= Job =
Write out these rows again, switching every "province-border" to "province-boundary" and leaving everything else unchanged.

= Data entries =
════════

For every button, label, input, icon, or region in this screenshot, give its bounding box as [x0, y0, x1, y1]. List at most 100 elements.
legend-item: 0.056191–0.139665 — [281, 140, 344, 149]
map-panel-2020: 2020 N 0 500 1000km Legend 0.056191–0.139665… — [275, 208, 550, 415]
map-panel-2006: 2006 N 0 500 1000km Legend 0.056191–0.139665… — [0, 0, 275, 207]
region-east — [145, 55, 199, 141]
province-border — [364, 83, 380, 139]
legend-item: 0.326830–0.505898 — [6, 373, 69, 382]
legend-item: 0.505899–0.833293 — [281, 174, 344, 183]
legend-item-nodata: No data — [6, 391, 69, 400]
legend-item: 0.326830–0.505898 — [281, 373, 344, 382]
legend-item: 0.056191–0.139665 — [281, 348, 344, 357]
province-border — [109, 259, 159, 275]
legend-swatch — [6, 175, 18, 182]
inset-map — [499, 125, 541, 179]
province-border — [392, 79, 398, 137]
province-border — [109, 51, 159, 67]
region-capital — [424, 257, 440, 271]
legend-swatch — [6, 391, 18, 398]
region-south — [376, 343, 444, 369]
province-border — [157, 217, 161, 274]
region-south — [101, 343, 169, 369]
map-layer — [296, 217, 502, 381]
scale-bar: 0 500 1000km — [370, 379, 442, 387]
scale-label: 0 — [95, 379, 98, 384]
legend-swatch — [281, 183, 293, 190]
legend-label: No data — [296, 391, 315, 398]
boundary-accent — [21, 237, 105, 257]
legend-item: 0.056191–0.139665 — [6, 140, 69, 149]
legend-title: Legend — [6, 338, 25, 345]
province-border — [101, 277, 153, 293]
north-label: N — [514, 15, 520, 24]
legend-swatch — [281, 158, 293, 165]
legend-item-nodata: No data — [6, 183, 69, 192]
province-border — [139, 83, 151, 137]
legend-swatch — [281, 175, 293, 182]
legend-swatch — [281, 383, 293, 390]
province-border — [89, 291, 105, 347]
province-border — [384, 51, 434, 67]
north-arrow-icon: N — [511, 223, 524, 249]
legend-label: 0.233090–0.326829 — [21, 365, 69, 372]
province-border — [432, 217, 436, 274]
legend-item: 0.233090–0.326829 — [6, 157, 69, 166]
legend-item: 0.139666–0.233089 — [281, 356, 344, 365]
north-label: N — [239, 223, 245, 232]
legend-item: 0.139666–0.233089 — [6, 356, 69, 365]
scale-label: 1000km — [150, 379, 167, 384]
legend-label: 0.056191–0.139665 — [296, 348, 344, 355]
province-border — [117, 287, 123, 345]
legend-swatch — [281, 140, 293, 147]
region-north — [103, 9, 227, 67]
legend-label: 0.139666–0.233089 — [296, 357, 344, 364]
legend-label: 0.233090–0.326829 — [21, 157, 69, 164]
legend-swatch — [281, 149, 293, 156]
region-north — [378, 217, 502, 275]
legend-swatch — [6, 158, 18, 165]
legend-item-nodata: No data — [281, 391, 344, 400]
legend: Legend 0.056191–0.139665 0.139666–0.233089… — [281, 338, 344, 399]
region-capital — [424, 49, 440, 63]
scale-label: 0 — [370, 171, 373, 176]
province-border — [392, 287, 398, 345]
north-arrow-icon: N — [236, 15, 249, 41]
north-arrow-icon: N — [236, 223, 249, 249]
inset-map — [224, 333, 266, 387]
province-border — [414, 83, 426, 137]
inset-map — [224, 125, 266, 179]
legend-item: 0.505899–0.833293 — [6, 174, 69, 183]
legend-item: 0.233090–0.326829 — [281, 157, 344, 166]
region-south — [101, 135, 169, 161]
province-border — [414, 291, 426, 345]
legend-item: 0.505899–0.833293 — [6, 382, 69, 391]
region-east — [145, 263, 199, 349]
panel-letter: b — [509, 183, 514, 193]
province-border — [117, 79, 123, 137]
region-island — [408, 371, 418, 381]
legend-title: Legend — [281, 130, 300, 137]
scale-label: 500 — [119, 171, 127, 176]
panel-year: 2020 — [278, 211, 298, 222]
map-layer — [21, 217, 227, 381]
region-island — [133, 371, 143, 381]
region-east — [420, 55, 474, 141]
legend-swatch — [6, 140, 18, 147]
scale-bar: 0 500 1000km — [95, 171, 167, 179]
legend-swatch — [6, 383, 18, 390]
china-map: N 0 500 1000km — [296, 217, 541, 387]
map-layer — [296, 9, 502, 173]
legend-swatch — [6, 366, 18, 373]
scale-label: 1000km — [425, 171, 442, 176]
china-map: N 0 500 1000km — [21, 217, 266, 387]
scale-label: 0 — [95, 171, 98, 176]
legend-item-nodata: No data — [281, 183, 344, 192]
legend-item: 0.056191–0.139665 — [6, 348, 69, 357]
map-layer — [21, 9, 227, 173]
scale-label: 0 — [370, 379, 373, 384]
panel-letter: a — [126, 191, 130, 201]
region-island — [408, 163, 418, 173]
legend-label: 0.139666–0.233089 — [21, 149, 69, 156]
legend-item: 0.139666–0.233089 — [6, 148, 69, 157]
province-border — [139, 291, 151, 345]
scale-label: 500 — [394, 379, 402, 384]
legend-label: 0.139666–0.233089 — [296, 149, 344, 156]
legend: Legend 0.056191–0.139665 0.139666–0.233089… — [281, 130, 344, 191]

════════

= Result =
For every button, label, input, icon, or region in this screenshot, give its bounding box as [x0, y0, x1, y1]. List at most 100 elements.
legend-item: 0.056191–0.139665 — [281, 140, 344, 149]
map-panel-2020: 2020 N 0 500 1000km Legend 0.056191–0.139665… — [275, 208, 550, 415]
map-panel-2006: 2006 N 0 500 1000km Legend 0.056191–0.139665… — [0, 0, 275, 207]
region-east — [145, 55, 199, 141]
province-boundary — [364, 83, 380, 139]
legend-item: 0.326830–0.505898 — [6, 373, 69, 382]
legend-item: 0.505899–0.833293 — [281, 174, 344, 183]
legend-item-nodata: No data — [6, 391, 69, 400]
legend-item: 0.326830–0.505898 — [281, 373, 344, 382]
legend-item: 0.056191–0.139665 — [281, 348, 344, 357]
province-boundary — [109, 259, 159, 275]
legend-swatch — [6, 175, 18, 182]
inset-map — [499, 125, 541, 179]
province-boundary — [392, 79, 398, 137]
province-boundary — [109, 51, 159, 67]
region-capital — [424, 257, 440, 271]
legend-swatch — [6, 391, 18, 398]
region-south — [376, 343, 444, 369]
province-boundary — [157, 217, 161, 274]
region-south — [101, 343, 169, 369]
map-layer — [296, 217, 502, 381]
scale-bar: 0 500 1000km — [370, 379, 442, 387]
scale-label: 0 — [95, 379, 98, 384]
legend-swatch — [281, 183, 293, 190]
legend-label: No data — [296, 391, 315, 398]
boundary-accent — [21, 237, 105, 257]
legend-item: 0.056191–0.139665 — [6, 140, 69, 149]
legend-title: Legend — [6, 338, 25, 345]
province-boundary — [101, 277, 153, 293]
north-label: N — [514, 15, 520, 24]
legend-swatch — [281, 158, 293, 165]
legend-item-nodata: No data — [6, 183, 69, 192]
province-boundary — [139, 83, 151, 137]
legend-swatch — [281, 175, 293, 182]
legend-swatch — [281, 383, 293, 390]
province-boundary — [89, 291, 105, 347]
province-boundary — [384, 51, 434, 67]
north-arrow-icon: N — [511, 223, 524, 249]
legend-label: 0.233090–0.326829 — [21, 365, 69, 372]
province-boundary — [432, 217, 436, 274]
legend-item: 0.233090–0.326829 — [6, 157, 69, 166]
legend-item: 0.139666–0.233089 — [281, 356, 344, 365]
north-label: N — [239, 223, 245, 232]
legend-item: 0.139666–0.233089 — [6, 356, 69, 365]
scale-label: 1000km — [150, 379, 167, 384]
legend-label: 0.056191–0.139665 — [296, 348, 344, 355]
province-boundary — [117, 287, 123, 345]
legend-swatch — [281, 140, 293, 147]
region-north — [103, 9, 227, 67]
legend-label: 0.139666–0.233089 — [296, 357, 344, 364]
legend-label: 0.233090–0.326829 — [21, 157, 69, 164]
legend-swatch — [281, 149, 293, 156]
region-north — [378, 217, 502, 275]
legend-swatch — [6, 158, 18, 165]
legend-item-nodata: No data — [281, 391, 344, 400]
legend: Legend 0.056191–0.139665 0.139666–0.233089… — [281, 338, 344, 399]
region-capital — [424, 49, 440, 63]
scale-label: 0 — [370, 171, 373, 176]
province-boundary — [392, 287, 398, 345]
north-arrow-icon: N — [236, 15, 249, 41]
north-arrow-icon: N — [236, 223, 249, 249]
inset-map — [224, 333, 266, 387]
province-boundary — [414, 83, 426, 137]
inset-map — [224, 125, 266, 179]
legend-item: 0.505899–0.833293 — [6, 174, 69, 183]
legend-item: 0.233090–0.326829 — [281, 157, 344, 166]
region-south — [101, 135, 169, 161]
province-boundary — [414, 291, 426, 345]
legend-item: 0.505899–0.833293 — [6, 382, 69, 391]
region-east — [145, 263, 199, 349]
panel-letter: b — [509, 183, 514, 193]
province-boundary — [117, 79, 123, 137]
region-island — [408, 371, 418, 381]
legend-title: Legend — [281, 130, 300, 137]
scale-label: 500 — [119, 171, 127, 176]
panel-year: 2020 — [278, 211, 298, 222]
map-layer — [21, 217, 227, 381]
region-island — [133, 371, 143, 381]
region-east — [420, 55, 474, 141]
legend-swatch — [6, 140, 18, 147]
scale-bar: 0 500 1000km — [95, 171, 167, 179]
legend-swatch — [6, 383, 18, 390]
china-map: N 0 500 1000km — [296, 217, 541, 387]
map-layer — [296, 9, 502, 173]
legend-swatch — [6, 366, 18, 373]
scale-label: 1000km — [425, 171, 442, 176]
china-map: N 0 500 1000km — [21, 217, 266, 387]
scale-label: 0 — [95, 171, 98, 176]
legend-item-nodata: No data — [281, 183, 344, 192]
legend-item: 0.056191–0.139665 — [6, 348, 69, 357]
map-layer — [21, 9, 227, 173]
scale-label: 0 — [370, 379, 373, 384]
panel-letter: a — [126, 191, 130, 201]
region-island — [408, 163, 418, 173]
legend-label: 0.139666–0.233089 — [21, 149, 69, 156]
legend-item: 0.139666–0.233089 — [6, 148, 69, 157]
province-boundary — [139, 291, 151, 345]
scale-label: 500 — [394, 379, 402, 384]
legend-label: 0.139666–0.233089 — [296, 149, 344, 156]
legend: Legend 0.056191–0.139665 0.139666–0.233089… — [281, 130, 344, 191]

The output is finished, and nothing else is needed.